Short task: Transcribe every line of the material below without changing any character.

Items:
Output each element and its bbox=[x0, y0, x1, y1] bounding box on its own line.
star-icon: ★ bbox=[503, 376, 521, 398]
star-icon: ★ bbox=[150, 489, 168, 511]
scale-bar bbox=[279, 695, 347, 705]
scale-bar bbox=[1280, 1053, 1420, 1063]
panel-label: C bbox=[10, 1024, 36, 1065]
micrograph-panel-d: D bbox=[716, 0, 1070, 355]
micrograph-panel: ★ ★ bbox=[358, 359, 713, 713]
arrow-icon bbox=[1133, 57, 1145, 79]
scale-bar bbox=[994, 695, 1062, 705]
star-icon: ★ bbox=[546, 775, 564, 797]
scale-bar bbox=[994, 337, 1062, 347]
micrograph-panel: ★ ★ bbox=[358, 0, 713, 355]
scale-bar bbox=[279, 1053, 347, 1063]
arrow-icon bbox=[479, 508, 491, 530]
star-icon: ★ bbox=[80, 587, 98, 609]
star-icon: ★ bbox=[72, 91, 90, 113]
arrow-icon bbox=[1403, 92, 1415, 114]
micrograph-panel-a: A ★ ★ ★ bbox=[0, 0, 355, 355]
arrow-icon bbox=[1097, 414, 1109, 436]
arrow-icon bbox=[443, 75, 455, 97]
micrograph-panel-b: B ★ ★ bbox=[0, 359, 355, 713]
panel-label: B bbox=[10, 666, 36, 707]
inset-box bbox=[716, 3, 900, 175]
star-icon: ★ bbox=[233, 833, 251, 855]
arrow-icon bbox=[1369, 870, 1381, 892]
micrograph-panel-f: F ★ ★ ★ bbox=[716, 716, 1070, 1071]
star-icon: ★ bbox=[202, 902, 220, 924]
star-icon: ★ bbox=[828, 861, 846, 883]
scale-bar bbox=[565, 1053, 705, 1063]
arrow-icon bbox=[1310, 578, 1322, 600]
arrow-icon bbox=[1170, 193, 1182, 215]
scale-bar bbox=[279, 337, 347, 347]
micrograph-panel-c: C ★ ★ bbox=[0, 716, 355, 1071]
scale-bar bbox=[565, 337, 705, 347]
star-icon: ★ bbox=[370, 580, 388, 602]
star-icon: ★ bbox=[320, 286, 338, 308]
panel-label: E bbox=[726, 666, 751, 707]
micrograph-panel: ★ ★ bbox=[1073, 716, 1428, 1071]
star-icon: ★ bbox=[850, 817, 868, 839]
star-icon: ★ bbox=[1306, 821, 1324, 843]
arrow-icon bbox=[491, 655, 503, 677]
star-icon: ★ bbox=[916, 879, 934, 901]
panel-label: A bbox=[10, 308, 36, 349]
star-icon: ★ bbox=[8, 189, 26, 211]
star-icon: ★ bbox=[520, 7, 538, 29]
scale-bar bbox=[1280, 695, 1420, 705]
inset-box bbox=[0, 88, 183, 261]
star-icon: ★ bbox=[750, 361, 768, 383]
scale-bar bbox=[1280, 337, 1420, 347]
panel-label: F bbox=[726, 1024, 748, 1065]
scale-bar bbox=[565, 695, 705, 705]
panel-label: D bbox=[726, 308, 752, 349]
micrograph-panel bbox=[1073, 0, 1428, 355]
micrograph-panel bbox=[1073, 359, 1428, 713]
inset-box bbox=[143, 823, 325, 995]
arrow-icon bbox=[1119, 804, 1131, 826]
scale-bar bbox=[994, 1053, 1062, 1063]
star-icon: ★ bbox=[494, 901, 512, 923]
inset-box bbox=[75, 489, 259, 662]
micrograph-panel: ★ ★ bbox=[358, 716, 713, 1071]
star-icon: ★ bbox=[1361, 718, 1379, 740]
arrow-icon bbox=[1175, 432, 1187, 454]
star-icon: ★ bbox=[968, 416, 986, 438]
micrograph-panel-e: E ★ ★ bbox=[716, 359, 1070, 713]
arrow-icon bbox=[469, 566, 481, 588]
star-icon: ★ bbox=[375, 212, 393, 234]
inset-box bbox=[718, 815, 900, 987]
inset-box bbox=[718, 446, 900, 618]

Task answer:
Output each element and its bbox=[x0, y0, x1, y1] bounding box on its own line.
star-icon: ★ bbox=[503, 376, 521, 398]
star-icon: ★ bbox=[150, 489, 168, 511]
scale-bar bbox=[279, 695, 347, 705]
scale-bar bbox=[1280, 1053, 1420, 1063]
panel-label: C bbox=[10, 1024, 36, 1065]
micrograph-panel-d: D bbox=[716, 0, 1070, 355]
micrograph-panel: ★ ★ bbox=[358, 359, 713, 713]
arrow-icon bbox=[1133, 57, 1145, 79]
scale-bar bbox=[994, 695, 1062, 705]
star-icon: ★ bbox=[546, 775, 564, 797]
scale-bar bbox=[994, 337, 1062, 347]
micrograph-panel: ★ ★ bbox=[358, 0, 713, 355]
scale-bar bbox=[279, 1053, 347, 1063]
arrow-icon bbox=[479, 508, 491, 530]
star-icon: ★ bbox=[80, 587, 98, 609]
star-icon: ★ bbox=[72, 91, 90, 113]
arrow-icon bbox=[1403, 92, 1415, 114]
micrograph-panel-a: A ★ ★ ★ bbox=[0, 0, 355, 355]
arrow-icon bbox=[1097, 414, 1109, 436]
arrow-icon bbox=[443, 75, 455, 97]
micrograph-panel-b: B ★ ★ bbox=[0, 359, 355, 713]
panel-label: B bbox=[10, 666, 36, 707]
inset-box bbox=[716, 3, 900, 175]
star-icon: ★ bbox=[233, 833, 251, 855]
arrow-icon bbox=[1369, 870, 1381, 892]
micrograph-panel-f: F ★ ★ ★ bbox=[716, 716, 1070, 1071]
star-icon: ★ bbox=[202, 902, 220, 924]
star-icon: ★ bbox=[828, 861, 846, 883]
scale-bar bbox=[565, 1053, 705, 1063]
arrow-icon bbox=[1310, 578, 1322, 600]
arrow-icon bbox=[1170, 193, 1182, 215]
scale-bar bbox=[279, 337, 347, 347]
micrograph-panel-c: C ★ ★ bbox=[0, 716, 355, 1071]
scale-bar bbox=[565, 337, 705, 347]
star-icon: ★ bbox=[370, 580, 388, 602]
star-icon: ★ bbox=[320, 286, 338, 308]
panel-label: E bbox=[726, 666, 751, 707]
micrograph-panel: ★ ★ bbox=[1073, 716, 1428, 1071]
star-icon: ★ bbox=[850, 817, 868, 839]
star-icon: ★ bbox=[1306, 821, 1324, 843]
arrow-icon bbox=[491, 655, 503, 677]
star-icon: ★ bbox=[916, 879, 934, 901]
panel-label: A bbox=[10, 308, 36, 349]
star-icon: ★ bbox=[8, 189, 26, 211]
star-icon: ★ bbox=[520, 7, 538, 29]
scale-bar bbox=[1280, 695, 1420, 705]
inset-box bbox=[0, 88, 183, 261]
star-icon: ★ bbox=[750, 361, 768, 383]
scale-bar bbox=[1280, 337, 1420, 347]
panel-label: F bbox=[726, 1024, 748, 1065]
scale-bar bbox=[565, 695, 705, 705]
panel-label: D bbox=[726, 308, 752, 349]
micrograph-panel bbox=[1073, 0, 1428, 355]
micrograph-panel bbox=[1073, 359, 1428, 713]
inset-box bbox=[143, 823, 325, 995]
arrow-icon bbox=[1119, 804, 1131, 826]
scale-bar bbox=[994, 1053, 1062, 1063]
star-icon: ★ bbox=[494, 901, 512, 923]
inset-box bbox=[75, 489, 259, 662]
micrograph-panel: ★ ★ bbox=[358, 716, 713, 1071]
star-icon: ★ bbox=[1361, 718, 1379, 740]
arrow-icon bbox=[1175, 432, 1187, 454]
star-icon: ★ bbox=[968, 416, 986, 438]
micrograph-panel-e: E ★ ★ bbox=[716, 359, 1070, 713]
arrow-icon bbox=[469, 566, 481, 588]
star-icon: ★ bbox=[375, 212, 393, 234]
inset-box bbox=[718, 815, 900, 987]
inset-box bbox=[718, 446, 900, 618]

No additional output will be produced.